**Records for this task:**
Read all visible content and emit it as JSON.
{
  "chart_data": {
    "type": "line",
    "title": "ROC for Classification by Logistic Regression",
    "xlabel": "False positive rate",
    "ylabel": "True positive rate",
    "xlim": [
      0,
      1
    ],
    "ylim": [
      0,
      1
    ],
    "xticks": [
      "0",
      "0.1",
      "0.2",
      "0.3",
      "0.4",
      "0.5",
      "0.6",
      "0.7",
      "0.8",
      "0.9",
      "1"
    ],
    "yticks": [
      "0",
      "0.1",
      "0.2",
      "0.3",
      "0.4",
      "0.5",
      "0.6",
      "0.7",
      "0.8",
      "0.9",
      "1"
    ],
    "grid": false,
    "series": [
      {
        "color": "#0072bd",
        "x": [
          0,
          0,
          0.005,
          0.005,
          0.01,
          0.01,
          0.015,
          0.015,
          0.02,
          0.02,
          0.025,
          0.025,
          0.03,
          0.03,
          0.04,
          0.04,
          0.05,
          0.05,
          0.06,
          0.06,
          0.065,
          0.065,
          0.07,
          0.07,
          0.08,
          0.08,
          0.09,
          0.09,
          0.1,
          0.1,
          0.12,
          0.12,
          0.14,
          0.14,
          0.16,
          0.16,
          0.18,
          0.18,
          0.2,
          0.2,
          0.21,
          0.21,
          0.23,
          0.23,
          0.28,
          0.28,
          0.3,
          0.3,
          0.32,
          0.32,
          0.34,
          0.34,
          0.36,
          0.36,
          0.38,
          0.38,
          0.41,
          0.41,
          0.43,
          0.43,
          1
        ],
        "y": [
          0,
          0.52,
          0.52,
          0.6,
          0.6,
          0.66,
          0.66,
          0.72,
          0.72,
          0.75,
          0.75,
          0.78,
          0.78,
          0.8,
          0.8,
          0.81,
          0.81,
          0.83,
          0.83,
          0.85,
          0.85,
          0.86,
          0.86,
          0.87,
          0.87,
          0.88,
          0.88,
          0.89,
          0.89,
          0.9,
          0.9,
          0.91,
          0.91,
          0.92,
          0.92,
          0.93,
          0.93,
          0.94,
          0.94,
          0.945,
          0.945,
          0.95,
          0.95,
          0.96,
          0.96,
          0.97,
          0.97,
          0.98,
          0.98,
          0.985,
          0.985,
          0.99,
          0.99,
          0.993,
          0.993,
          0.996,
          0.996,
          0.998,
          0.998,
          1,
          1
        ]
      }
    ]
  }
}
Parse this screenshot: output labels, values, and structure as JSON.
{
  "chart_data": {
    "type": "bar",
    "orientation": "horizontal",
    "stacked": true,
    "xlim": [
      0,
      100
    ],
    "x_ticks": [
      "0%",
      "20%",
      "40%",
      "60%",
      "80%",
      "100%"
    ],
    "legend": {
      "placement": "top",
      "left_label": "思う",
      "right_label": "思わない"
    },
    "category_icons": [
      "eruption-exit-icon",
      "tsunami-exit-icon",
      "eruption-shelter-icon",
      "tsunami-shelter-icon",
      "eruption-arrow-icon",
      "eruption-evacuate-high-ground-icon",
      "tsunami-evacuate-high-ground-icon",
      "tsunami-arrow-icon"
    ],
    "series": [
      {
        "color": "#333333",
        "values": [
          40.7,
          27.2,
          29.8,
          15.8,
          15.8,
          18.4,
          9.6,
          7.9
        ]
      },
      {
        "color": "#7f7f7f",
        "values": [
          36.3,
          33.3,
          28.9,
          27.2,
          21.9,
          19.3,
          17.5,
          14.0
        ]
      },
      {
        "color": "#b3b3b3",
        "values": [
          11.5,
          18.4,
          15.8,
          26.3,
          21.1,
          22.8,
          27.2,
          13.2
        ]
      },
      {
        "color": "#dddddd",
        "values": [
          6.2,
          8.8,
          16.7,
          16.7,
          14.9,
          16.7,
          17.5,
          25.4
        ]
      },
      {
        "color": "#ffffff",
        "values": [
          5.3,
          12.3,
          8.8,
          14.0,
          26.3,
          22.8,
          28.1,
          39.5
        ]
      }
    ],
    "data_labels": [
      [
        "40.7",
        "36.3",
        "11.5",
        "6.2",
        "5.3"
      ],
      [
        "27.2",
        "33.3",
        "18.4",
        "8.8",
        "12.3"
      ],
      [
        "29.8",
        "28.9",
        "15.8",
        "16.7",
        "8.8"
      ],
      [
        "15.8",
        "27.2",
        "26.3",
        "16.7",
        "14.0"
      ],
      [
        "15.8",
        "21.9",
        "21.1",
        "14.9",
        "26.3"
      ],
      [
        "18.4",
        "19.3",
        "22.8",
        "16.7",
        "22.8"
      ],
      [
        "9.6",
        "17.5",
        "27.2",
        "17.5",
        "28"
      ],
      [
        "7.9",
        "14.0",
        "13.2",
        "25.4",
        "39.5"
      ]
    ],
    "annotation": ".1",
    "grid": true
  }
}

**Exercise goal:** Show all lines from the data above in which the word "ground" appears.

**Solution:**
      "eruption-evacuate-high-ground-icon",
      "tsunami-evacuate-high-ground-icon",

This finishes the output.